◆ **Quoted passage**
━━━━

Advanced Health CollaborativeBaltimore, Maryland – Five major independent Maryland-based health systems with a combined total of 10 hospitals have formalized an agreement to create the Advanced Health Collaborative, LLC, an organization that will offer its members the ability, without merger, to share ideas and explore opportunities to enhance the quality of health care, reduce costs and improve the health of people in the State of Maryland – a concept known as the “Triple Aim.”

The members are Adventist HealthCare, LifeBridge Health, Mercy Health Services, Peninsula Regional Health System and Trivergent Health Alliance, which includes Frederick Regional Health System, Meritus Health, and Western Maryland Health System.

“Because of recent changes in how Maryland hospitals are reimbursed for the care they provide, our health systems have new opportunities and challenges,” says Robb Cohen, the Collaborative’s chief executive officer. “By joining together, we plan to harness the collective strengths of our members, putting them in a stronger position to advance common interests and goals, including providing higher quality care with greater cost efficiency.”

The agreement comes as all hospital systems in Maryland move into their second year under a new global budget reimbursement system. Since January 1, 2014, Maryland hospitals have received a predetermined reimbursement that is based on the size of the populations they serve, rather than payment for each service they provide. The shift to a global budget means hospital systems now focus more on the value of care they provide while treating illness and less on patient volumes. The ultimate goal of the global budget system is for hospitals to better manage the health of the people they serve.

To achieve this goal, many hospital systems are now focusing on primary care and prevention under a new approach to health care known as “population health,” which includes using many community-based programs such as helping people to coordinate their medical care or manage their prescriptions. Hospitals may also help arrange access to behavioral treatments and a broad range of social services. By helping people in their communities stay well, health systems should reduce the number of hospital admissions and costs while continuing to develop ways to improve the quality of health care, fulfilling the goals of the Triple Aim.

“Population health and the need for improved care coordination represent a new era for Maryland health systems. As these hospitals seek to navigate these changing waters, the Collaborative will work with our members on potential projects to help them achieve these goals. Our initiatives could involve collaborations on population health and care coordination programs, and could include cost savings through shared population health and care coordination resources or services,” says Cohen.

━━━━

◆ **Data extracts**
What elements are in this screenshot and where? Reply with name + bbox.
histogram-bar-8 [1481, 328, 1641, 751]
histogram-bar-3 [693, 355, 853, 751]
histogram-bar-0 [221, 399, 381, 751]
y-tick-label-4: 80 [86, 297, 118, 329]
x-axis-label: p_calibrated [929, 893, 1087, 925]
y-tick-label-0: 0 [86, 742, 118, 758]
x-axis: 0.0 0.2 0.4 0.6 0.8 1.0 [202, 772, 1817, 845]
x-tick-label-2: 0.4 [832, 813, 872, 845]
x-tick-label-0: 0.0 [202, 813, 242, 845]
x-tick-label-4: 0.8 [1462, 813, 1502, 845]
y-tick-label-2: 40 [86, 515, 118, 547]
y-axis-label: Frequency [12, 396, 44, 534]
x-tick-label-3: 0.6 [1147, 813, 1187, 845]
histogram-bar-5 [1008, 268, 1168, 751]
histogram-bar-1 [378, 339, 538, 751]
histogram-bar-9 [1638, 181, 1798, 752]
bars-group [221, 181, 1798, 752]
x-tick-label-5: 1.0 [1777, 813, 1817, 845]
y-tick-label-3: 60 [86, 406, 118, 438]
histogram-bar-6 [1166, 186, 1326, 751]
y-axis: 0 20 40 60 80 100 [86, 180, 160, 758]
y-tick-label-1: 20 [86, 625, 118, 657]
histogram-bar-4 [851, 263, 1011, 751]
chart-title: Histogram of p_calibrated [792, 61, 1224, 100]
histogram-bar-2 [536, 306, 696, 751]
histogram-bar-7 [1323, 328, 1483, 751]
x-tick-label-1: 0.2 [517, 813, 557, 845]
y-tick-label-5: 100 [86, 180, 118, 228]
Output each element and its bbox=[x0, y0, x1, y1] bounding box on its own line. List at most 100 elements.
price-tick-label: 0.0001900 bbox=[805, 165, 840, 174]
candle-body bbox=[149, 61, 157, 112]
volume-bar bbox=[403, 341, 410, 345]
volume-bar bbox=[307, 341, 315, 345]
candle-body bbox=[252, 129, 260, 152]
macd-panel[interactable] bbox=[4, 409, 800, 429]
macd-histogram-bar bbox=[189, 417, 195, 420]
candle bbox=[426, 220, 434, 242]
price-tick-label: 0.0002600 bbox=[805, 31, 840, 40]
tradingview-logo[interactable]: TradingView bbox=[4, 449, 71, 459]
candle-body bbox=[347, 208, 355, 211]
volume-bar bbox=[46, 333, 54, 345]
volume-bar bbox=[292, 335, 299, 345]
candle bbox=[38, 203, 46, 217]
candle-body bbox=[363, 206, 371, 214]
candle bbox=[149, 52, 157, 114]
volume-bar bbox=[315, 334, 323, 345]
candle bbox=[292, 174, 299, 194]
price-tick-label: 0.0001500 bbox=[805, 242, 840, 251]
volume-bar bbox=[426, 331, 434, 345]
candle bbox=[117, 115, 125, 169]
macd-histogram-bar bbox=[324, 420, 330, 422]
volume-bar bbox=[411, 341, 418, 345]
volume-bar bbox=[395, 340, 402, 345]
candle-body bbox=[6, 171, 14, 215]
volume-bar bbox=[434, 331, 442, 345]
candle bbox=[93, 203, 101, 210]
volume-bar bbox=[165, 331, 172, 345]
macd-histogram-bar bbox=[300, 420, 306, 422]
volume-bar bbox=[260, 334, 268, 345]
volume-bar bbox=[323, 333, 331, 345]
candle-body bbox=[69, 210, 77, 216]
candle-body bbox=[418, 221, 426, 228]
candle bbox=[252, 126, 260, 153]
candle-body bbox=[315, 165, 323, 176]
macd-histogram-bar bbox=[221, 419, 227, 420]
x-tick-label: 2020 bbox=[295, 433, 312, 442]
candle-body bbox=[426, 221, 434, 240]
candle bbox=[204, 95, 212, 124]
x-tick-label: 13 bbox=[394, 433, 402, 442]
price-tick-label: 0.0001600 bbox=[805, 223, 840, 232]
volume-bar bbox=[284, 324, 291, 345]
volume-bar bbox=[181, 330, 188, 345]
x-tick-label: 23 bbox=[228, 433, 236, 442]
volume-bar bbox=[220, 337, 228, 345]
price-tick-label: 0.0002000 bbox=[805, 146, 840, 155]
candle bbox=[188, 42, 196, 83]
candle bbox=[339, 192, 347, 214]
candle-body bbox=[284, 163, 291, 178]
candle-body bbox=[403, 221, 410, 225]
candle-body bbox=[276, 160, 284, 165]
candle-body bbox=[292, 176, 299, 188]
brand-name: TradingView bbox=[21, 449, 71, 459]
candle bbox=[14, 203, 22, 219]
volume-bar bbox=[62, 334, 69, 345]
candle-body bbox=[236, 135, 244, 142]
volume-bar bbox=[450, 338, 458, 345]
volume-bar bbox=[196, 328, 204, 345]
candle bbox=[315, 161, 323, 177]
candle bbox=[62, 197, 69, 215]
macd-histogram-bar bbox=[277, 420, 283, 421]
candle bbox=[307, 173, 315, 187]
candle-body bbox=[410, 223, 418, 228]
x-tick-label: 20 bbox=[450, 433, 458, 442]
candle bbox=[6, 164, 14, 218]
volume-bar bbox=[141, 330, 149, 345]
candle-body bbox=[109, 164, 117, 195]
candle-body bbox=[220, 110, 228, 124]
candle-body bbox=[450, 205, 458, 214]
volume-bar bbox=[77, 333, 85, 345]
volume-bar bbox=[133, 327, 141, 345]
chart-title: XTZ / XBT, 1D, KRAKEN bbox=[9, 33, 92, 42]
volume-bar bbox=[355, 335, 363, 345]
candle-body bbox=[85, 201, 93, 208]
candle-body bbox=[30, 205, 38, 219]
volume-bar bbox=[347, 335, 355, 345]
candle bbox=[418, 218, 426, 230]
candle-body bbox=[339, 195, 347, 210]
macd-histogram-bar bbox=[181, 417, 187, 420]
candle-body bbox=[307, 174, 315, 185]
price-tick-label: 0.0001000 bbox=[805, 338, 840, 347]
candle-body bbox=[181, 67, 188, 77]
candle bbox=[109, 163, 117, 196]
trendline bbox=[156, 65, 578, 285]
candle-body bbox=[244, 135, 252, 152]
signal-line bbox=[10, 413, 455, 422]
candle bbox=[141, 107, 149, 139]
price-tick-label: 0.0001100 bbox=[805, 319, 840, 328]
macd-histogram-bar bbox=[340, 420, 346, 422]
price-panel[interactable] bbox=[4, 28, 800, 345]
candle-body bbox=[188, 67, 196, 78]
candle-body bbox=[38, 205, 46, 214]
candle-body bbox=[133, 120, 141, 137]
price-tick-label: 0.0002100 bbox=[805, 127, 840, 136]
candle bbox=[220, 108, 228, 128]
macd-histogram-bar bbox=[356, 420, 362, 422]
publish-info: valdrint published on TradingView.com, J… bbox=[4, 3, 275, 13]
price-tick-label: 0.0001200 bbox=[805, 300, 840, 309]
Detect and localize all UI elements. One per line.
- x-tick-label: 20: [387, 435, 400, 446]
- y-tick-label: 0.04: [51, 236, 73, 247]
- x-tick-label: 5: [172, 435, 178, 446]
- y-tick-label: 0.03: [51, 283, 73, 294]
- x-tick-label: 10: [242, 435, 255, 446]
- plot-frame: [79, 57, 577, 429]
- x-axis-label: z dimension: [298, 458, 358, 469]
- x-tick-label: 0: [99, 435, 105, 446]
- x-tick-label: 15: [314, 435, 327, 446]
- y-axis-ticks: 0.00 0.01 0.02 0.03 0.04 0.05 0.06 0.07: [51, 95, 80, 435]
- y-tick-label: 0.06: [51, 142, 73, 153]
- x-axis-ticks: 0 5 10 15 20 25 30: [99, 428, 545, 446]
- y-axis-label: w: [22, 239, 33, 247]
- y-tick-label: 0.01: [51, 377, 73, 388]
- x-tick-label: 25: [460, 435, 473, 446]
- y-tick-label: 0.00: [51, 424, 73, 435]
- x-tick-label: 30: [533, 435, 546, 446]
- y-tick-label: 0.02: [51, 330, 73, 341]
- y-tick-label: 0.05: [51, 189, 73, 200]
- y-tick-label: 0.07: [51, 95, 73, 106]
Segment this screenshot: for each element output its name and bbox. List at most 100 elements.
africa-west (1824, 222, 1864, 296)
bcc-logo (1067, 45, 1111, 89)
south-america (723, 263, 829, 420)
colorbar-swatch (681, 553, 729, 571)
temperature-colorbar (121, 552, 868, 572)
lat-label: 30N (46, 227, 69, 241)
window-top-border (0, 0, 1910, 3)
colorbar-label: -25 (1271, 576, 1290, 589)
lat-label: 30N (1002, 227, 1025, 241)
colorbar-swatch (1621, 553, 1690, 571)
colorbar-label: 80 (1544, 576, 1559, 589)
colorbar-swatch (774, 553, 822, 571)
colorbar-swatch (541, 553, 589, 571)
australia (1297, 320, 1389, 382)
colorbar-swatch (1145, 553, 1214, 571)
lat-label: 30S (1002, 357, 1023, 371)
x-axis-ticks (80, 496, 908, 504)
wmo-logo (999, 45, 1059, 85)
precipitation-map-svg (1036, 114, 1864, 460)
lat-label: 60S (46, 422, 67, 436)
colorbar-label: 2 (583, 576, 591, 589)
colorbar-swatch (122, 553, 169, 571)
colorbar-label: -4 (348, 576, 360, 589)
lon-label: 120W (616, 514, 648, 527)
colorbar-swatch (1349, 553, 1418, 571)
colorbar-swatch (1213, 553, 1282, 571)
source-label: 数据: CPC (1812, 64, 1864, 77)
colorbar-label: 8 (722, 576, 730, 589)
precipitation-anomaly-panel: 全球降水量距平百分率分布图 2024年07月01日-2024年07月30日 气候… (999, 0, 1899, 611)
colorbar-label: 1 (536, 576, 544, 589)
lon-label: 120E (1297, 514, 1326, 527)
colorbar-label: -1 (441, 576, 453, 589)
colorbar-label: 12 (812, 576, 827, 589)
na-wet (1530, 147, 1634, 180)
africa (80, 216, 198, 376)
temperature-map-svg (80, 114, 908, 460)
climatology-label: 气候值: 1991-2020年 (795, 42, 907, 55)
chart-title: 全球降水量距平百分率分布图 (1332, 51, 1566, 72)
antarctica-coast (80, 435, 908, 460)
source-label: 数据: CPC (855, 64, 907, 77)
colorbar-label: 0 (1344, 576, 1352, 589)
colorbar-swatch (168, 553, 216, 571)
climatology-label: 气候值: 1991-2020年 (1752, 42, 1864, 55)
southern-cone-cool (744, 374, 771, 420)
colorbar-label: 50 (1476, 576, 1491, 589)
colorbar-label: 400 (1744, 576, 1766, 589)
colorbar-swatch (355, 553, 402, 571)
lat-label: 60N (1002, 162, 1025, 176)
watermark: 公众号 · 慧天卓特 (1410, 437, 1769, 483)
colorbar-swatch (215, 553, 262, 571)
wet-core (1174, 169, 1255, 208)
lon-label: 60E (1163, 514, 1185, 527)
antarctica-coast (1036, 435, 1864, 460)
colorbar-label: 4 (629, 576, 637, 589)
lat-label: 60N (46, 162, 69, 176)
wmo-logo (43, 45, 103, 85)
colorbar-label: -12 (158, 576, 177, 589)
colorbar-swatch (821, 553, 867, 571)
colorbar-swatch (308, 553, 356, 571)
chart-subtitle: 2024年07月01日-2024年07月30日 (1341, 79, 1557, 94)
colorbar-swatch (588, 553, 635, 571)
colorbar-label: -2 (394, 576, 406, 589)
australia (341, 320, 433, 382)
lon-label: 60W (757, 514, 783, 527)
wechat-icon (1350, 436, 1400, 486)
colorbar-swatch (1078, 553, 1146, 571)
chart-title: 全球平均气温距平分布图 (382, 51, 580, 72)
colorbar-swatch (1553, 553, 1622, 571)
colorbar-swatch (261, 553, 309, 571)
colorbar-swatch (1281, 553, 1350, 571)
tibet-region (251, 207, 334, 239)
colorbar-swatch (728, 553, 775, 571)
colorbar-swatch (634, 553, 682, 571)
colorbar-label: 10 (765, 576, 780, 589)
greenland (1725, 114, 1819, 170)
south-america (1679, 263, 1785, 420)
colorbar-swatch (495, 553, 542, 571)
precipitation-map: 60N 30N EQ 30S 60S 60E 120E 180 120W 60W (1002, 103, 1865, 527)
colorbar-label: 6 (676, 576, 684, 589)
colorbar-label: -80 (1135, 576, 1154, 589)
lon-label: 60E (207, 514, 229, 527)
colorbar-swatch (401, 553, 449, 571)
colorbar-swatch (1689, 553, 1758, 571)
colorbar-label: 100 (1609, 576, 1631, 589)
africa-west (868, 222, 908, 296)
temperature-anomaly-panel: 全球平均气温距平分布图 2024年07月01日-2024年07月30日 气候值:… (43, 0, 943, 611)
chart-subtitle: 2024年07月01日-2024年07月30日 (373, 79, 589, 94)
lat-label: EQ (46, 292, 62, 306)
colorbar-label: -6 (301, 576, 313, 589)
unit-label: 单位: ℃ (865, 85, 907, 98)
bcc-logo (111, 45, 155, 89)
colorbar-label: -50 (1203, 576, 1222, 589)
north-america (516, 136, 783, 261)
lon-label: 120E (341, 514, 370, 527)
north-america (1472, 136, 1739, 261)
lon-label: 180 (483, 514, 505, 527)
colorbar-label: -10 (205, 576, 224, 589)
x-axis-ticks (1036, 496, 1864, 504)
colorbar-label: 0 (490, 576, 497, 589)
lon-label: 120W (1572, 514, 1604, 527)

━━━━

◆ **Instructions**
a: List the five health systems named as members in the Advanced Health Collaborative announcement.
b: According to the Advanced Health Collaborative announcement, since what date have Maryland hospitals received a predetermined reimbursement based on the size of the populations they serve?

◆ **Outputs by task**
a:
- Adventist HealthCare
- LifeBridge Health
- Mercy Health Services
- Peninsula Regional Health System
- Trivergent Health Alliance

b: Since January 1, 2014.